**WORK TO BE COMPLETED:** Pull every line holding the string "esumc" from the records below.

**SUPPLIED DATA:**
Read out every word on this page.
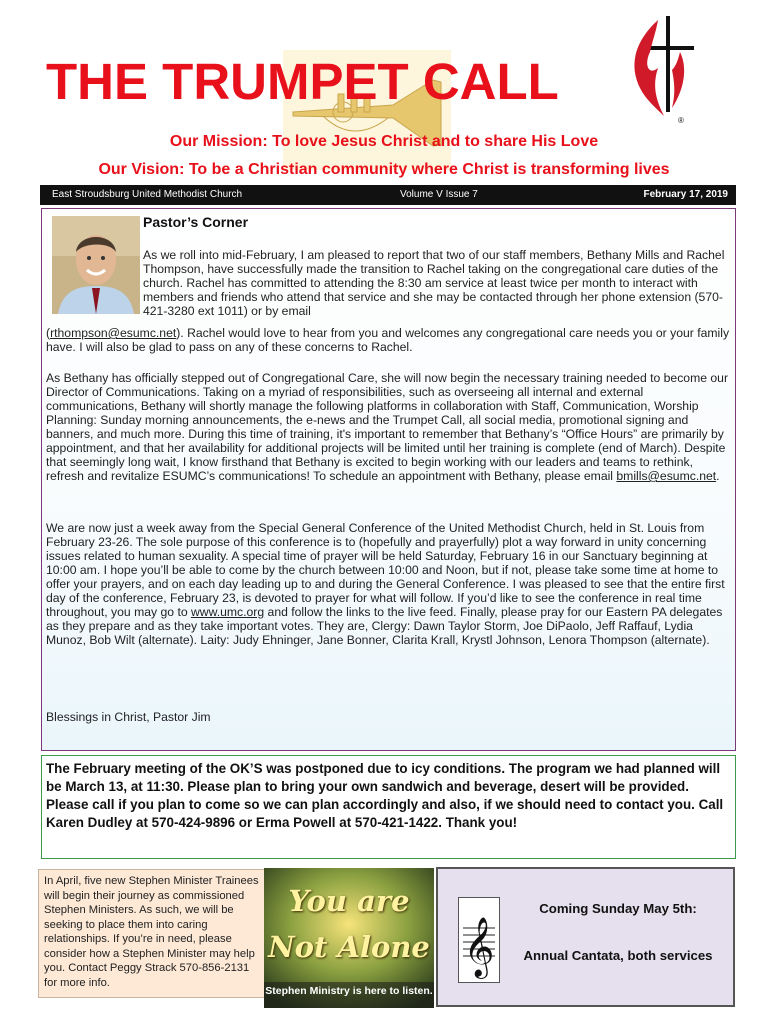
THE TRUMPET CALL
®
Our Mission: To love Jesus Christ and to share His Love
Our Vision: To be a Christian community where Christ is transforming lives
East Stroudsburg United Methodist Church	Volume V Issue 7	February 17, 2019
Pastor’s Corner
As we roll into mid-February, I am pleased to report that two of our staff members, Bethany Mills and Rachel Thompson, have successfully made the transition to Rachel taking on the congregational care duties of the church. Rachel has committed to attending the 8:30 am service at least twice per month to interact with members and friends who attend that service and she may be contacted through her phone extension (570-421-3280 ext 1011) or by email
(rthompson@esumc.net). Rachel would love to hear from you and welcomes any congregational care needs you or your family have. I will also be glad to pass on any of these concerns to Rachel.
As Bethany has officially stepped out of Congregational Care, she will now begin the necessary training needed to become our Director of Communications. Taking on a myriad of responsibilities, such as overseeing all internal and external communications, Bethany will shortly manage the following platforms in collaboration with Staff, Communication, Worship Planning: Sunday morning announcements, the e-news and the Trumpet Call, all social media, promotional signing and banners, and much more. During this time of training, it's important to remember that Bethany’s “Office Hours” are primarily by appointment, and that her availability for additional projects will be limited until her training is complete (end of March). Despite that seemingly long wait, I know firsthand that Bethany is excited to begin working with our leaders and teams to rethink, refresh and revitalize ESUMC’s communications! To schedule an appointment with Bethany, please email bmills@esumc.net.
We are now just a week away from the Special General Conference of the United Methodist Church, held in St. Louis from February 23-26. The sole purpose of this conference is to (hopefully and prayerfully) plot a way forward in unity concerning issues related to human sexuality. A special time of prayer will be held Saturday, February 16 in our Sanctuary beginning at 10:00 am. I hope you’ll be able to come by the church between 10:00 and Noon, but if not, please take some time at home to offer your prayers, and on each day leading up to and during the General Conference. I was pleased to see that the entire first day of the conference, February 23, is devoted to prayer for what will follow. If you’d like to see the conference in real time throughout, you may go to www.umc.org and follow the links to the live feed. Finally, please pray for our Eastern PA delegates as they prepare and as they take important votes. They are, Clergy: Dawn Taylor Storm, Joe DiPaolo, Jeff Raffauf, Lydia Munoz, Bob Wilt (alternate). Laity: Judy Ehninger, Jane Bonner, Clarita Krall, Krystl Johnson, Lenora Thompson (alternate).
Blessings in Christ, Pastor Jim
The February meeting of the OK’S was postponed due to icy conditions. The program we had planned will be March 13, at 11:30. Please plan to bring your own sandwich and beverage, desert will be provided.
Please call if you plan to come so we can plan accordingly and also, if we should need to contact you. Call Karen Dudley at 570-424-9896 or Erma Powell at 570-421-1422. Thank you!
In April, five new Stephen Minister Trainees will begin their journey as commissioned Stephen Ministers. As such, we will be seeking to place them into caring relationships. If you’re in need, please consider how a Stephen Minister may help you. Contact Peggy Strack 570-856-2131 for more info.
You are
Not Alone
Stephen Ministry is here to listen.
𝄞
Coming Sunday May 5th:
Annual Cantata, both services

**TASK RESULT:**
(rthompson@esumc.net). Rachel would love to hear from you and welcomes any congregational care needs you or your family have. I will also be glad to pass on any of these concerns to Rachel.
As Bethany has officially stepped out of Congregational Care, she will now begin the necessary training needed to become our Director of Communications. Taking on a myriad of responsibilities, such as overseeing all internal and external communications, Bethany will shortly manage the following platforms in collaboration with Staff, Communication, Worship Planning: Sunday morning announcements, the e-news and the Trumpet Call, all social media, promotional signing and banners, and much more. During this time of training, it's important to remember that Bethany’s “Office Hours” are primarily by appointment, and that her availability for additional projects will be limited until her training is complete (end of March). Despite that seemingly long wait, I know firsthand that Bethany is excited to begin working with our leaders and teams to rethink, refresh and revitalize ESUMC’s communications! To schedule an appointment with Bethany, please email bmills@esumc.net.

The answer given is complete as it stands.